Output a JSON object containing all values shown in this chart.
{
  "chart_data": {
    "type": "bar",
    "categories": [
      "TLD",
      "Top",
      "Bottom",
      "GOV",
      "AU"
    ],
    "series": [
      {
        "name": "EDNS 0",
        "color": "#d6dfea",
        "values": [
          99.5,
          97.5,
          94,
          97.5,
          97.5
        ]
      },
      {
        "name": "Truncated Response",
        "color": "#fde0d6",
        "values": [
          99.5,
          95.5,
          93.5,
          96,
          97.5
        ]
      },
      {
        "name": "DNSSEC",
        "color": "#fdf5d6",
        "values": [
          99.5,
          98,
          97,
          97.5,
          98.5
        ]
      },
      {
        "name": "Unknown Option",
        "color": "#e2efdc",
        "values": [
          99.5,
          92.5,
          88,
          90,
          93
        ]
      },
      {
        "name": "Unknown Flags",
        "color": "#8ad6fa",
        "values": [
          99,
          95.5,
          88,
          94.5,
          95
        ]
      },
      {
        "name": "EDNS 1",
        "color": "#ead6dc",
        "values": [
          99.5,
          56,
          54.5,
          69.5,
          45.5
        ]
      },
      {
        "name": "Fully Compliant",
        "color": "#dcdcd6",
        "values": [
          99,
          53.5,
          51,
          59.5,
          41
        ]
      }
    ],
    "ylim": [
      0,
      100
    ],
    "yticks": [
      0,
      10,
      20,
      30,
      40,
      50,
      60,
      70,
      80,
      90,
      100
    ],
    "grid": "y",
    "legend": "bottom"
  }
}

===============

__PROBLEM STATEMENT__. Find out how many lines in the listing contain the string "name". Give the number alone.

__SOLUTION__. 7